# [TASK REQUIREMENTS]
Say how many lines contain "обществе"; the answer is the number alone.

# [Some records]
__________________________________________________

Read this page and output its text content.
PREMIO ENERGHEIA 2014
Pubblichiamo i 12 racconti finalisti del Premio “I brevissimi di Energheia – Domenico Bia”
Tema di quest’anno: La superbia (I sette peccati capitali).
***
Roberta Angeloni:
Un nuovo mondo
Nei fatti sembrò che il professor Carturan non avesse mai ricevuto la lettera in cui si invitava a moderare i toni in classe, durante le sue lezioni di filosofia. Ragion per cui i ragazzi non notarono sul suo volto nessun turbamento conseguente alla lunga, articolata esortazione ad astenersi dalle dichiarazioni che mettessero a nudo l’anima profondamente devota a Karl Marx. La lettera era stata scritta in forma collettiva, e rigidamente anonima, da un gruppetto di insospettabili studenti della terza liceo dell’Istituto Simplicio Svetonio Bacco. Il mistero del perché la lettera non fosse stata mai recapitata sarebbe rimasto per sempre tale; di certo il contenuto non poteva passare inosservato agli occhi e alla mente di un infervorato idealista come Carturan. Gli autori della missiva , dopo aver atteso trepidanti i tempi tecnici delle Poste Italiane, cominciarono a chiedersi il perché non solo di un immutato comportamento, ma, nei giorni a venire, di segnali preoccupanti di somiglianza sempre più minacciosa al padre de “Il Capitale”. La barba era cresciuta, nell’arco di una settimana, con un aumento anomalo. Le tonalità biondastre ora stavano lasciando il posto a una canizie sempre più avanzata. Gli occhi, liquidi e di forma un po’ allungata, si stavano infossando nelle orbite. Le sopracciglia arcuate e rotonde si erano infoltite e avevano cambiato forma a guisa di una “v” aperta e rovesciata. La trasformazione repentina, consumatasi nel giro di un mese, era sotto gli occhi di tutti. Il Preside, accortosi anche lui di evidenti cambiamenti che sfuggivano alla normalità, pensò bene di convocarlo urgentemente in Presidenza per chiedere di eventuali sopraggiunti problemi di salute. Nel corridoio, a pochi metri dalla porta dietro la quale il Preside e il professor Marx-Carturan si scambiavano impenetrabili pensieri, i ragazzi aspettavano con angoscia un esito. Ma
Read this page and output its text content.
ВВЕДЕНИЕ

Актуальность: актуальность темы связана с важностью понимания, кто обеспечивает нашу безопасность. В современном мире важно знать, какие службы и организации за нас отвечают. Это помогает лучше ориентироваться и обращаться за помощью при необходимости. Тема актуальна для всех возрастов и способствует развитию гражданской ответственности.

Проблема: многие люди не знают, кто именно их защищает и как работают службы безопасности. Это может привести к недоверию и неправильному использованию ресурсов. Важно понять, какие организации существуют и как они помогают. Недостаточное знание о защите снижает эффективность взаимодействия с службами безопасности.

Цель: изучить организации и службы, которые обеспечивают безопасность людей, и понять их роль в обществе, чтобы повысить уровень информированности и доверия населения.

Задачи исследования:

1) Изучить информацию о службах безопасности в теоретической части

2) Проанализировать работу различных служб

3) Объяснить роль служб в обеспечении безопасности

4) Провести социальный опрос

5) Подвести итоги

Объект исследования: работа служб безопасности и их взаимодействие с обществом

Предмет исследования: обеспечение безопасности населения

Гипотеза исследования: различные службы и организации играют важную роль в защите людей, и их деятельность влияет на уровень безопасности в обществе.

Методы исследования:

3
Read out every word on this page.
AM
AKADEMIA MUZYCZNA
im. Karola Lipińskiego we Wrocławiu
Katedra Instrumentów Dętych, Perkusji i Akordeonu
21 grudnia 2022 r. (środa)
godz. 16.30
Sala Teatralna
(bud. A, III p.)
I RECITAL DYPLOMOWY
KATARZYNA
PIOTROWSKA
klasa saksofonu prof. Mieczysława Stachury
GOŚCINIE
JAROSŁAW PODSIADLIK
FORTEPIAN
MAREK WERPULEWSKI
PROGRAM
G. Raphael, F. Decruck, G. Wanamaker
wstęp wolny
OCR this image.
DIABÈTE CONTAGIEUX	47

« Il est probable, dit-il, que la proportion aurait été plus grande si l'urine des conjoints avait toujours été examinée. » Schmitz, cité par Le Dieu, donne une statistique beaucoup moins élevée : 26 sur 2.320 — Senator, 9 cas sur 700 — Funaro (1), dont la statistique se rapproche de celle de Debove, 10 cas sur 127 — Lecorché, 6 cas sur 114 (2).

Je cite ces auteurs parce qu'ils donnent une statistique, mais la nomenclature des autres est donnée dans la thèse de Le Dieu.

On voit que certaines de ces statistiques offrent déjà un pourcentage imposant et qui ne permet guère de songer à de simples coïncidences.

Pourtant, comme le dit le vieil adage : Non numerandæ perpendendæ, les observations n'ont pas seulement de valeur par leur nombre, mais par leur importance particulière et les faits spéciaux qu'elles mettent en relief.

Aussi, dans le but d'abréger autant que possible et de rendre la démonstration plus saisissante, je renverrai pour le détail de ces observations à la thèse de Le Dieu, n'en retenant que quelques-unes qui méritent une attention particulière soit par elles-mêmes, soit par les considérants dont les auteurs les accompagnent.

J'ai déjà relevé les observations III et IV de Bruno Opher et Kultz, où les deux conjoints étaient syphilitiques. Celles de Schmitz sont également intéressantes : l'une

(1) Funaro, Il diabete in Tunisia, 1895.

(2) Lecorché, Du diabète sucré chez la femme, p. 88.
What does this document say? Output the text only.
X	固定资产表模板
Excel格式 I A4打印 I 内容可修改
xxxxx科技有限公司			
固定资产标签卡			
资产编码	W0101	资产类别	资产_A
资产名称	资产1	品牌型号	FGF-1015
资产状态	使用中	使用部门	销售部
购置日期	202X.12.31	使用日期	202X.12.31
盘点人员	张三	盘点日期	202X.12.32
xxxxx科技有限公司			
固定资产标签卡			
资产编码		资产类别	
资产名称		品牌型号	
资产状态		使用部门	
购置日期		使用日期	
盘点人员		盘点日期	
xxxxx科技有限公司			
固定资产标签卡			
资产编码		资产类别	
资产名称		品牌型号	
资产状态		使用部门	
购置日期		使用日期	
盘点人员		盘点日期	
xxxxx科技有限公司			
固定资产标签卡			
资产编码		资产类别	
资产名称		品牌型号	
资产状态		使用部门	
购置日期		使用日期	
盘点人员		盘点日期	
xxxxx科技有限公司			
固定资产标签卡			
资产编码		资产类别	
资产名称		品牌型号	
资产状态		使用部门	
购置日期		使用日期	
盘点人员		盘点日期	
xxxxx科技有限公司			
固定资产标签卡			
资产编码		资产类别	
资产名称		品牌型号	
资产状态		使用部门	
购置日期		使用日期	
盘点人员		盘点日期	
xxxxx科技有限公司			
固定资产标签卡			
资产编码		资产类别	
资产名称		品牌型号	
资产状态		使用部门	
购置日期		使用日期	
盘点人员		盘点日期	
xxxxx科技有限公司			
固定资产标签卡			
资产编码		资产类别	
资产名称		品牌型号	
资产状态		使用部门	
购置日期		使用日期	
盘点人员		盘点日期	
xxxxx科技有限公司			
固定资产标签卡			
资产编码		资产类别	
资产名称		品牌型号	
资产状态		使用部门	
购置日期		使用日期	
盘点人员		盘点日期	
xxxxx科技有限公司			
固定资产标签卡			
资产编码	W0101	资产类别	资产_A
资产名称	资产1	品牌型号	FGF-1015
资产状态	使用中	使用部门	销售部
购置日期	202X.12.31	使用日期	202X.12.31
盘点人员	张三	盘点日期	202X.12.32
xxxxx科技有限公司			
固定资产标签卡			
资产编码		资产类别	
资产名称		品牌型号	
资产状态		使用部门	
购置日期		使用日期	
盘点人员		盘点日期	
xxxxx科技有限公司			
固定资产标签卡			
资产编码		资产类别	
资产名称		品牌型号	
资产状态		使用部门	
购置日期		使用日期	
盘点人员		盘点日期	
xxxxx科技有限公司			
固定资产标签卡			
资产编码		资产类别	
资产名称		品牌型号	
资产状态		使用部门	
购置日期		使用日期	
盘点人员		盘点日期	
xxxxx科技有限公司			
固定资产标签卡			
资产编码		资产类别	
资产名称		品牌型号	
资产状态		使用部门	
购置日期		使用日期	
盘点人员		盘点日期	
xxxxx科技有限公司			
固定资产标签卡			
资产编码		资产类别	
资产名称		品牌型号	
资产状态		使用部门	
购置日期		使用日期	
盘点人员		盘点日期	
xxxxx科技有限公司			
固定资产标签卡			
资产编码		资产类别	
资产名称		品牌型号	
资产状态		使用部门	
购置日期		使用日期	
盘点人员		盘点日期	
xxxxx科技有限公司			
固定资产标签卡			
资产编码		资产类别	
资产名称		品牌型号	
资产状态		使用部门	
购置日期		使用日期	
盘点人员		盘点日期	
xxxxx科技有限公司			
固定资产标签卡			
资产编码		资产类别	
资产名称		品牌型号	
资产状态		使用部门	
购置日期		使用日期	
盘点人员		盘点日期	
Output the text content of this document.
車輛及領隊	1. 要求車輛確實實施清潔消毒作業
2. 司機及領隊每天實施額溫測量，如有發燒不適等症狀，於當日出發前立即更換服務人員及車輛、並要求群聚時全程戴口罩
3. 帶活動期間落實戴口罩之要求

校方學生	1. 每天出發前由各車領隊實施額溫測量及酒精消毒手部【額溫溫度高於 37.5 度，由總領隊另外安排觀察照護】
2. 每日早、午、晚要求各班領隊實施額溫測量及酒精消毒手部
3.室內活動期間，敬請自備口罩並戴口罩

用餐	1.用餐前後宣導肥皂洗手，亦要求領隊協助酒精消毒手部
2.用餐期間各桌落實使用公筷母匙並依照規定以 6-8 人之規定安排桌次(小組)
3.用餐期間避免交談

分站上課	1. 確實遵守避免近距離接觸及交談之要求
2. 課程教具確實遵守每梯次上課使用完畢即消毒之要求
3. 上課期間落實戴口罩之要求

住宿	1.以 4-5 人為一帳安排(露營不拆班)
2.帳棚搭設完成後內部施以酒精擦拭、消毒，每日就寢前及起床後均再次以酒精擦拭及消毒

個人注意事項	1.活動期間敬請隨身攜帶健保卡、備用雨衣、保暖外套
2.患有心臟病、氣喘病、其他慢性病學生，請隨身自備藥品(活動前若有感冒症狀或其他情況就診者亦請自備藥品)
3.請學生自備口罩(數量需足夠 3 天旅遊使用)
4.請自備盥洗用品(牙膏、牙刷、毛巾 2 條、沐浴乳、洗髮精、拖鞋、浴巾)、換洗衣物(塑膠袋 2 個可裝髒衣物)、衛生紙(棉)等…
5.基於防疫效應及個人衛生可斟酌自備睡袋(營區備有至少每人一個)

__________________________________________________

# [THE RESULT]
2